*Work to complete*. Reply with the count of lines holding "sehingga", nothing more.
Given data start
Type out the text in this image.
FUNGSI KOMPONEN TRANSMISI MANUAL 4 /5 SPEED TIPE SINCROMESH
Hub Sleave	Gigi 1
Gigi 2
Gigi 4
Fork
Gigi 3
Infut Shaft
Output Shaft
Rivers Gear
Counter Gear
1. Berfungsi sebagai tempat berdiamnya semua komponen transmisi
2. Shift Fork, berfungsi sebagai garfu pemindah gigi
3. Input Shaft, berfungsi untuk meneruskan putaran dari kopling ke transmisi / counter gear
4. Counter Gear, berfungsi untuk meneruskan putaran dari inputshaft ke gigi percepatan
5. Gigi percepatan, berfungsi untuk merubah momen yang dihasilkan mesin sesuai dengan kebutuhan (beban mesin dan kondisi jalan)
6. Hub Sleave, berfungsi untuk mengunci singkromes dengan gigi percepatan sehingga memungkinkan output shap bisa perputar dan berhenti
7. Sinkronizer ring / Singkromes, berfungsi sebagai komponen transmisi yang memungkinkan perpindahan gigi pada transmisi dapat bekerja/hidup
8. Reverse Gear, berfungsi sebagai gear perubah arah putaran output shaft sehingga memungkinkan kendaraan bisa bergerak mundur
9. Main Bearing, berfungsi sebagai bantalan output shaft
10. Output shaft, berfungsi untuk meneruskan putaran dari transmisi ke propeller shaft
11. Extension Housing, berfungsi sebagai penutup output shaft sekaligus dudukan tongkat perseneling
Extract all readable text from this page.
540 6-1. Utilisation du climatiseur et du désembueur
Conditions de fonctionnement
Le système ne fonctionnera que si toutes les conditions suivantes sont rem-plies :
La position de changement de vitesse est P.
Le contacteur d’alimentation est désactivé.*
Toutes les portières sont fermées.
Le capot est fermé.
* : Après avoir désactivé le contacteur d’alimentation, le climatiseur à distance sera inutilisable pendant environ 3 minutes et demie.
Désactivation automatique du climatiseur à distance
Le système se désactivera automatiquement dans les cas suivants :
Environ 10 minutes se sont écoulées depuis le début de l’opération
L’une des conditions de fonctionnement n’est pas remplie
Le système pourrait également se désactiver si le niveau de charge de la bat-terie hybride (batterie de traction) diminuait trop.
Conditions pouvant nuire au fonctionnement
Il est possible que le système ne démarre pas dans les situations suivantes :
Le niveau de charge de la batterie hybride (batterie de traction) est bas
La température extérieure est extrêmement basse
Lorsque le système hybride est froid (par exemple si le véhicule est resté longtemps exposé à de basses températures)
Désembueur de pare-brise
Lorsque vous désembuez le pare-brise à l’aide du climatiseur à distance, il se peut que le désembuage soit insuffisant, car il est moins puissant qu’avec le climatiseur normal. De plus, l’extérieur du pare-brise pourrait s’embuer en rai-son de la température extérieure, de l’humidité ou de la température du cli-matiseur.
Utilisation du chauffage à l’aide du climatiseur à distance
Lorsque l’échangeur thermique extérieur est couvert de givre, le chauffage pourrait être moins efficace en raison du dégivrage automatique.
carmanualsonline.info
Given data end
*Answer to this task*. 2